Request:
Reproduce, word for word, the lines of the items between the line holding "Extract all elements with their positions. The image is 932x463" and the line holding "middle-top-port-arrow: Port 10,000", inclusive. Leave the pictures out of your answer.

Records shown:

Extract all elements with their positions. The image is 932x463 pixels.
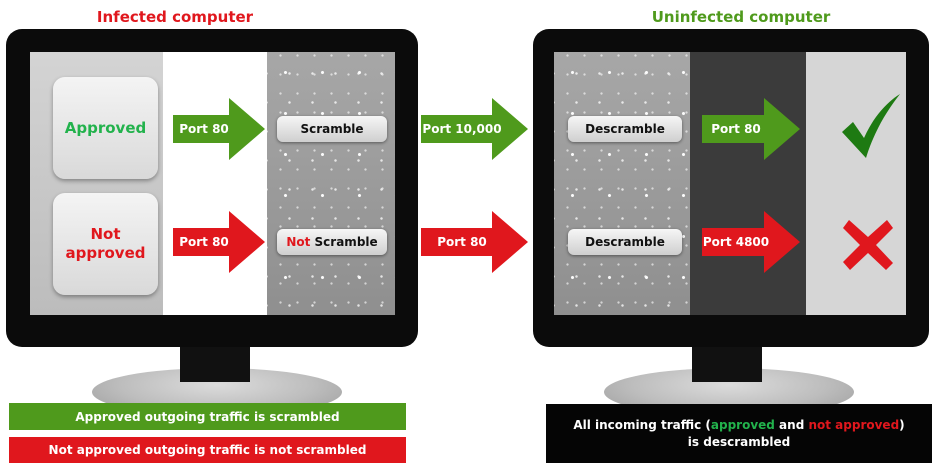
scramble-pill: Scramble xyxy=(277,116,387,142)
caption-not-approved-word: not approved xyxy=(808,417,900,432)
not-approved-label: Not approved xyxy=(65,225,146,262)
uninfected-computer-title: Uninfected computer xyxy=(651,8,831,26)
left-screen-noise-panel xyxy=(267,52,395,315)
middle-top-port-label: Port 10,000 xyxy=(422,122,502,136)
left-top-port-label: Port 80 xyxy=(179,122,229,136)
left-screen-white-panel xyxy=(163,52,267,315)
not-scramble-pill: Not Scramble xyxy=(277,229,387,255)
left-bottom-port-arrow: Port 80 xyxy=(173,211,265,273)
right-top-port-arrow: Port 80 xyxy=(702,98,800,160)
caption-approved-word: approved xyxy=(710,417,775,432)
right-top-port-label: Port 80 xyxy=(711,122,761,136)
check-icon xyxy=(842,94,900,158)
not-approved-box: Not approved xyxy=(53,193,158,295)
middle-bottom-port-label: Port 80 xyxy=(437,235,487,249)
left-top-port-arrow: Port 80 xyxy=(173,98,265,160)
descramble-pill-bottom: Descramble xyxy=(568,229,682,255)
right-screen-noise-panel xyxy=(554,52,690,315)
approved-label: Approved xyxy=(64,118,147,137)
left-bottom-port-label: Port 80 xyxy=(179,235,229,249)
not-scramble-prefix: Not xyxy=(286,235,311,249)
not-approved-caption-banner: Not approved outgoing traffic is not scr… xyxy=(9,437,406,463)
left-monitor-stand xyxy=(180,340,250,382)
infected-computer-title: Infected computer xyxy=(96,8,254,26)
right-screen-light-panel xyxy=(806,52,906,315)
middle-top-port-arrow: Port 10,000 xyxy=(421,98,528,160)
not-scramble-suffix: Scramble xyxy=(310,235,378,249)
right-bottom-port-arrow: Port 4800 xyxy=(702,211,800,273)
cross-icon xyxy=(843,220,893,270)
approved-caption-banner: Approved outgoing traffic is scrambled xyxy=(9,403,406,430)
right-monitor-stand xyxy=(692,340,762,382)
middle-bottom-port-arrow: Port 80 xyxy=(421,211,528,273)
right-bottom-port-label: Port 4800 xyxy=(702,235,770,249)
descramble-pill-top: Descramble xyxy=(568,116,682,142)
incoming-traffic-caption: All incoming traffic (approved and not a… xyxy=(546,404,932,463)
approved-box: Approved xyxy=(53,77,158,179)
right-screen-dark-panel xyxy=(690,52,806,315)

...

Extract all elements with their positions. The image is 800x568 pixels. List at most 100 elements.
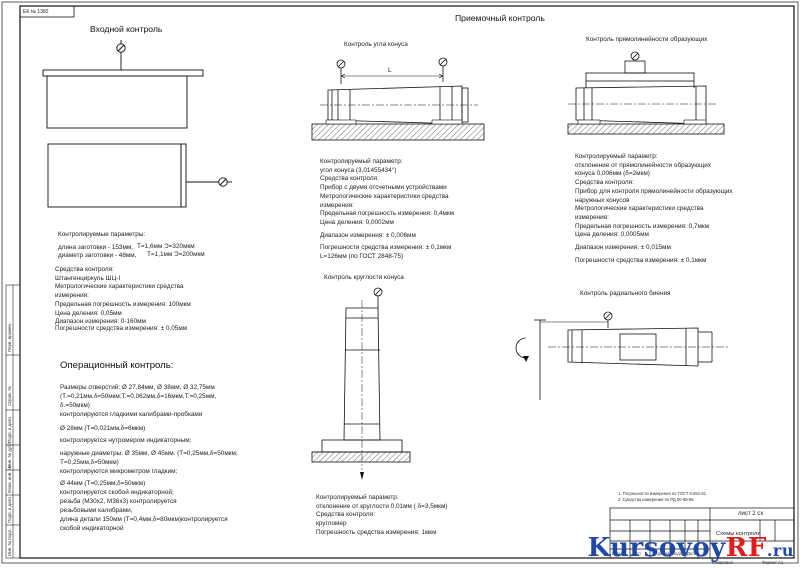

Answer to this exercise:
Extract all elements with their positions. The image is 932x463 pixels.
scramble-pill: Scramble xyxy=(277,116,387,142)
caption-not-approved-word: not approved xyxy=(808,417,900,432)
not-approved-label: Not approved xyxy=(65,225,146,262)
uninfected-computer-title: Uninfected computer xyxy=(651,8,831,26)
left-screen-noise-panel xyxy=(267,52,395,315)
middle-top-port-label: Port 10,000 xyxy=(422,122,502,136)
left-top-port-label: Port 80 xyxy=(179,122,229,136)
left-screen-white-panel xyxy=(163,52,267,315)
not-scramble-pill: Not Scramble xyxy=(277,229,387,255)
left-bottom-port-arrow: Port 80 xyxy=(173,211,265,273)
right-top-port-arrow: Port 80 xyxy=(702,98,800,160)
caption-approved-word: approved xyxy=(710,417,775,432)
right-top-port-label: Port 80 xyxy=(711,122,761,136)
check-icon xyxy=(842,94,900,158)
not-approved-box: Not approved xyxy=(53,193,158,295)
middle-bottom-port-label: Port 80 xyxy=(437,235,487,249)
left-top-port-arrow: Port 80 xyxy=(173,98,265,160)
descramble-pill-bottom: Descramble xyxy=(568,229,682,255)
right-screen-noise-panel xyxy=(554,52,690,315)
approved-label: Approved xyxy=(64,118,147,137)
left-bottom-port-label: Port 80 xyxy=(179,235,229,249)
not-scramble-prefix: Not xyxy=(286,235,311,249)
not-approved-caption-banner: Not approved outgoing traffic is not scr… xyxy=(9,437,406,463)
left-monitor-stand xyxy=(180,340,250,382)
infected-computer-title: Infected computer xyxy=(96,8,254,26)
right-screen-light-panel xyxy=(806,52,906,315)
middle-top-port-arrow: Port 10,000 xyxy=(421,98,528,160)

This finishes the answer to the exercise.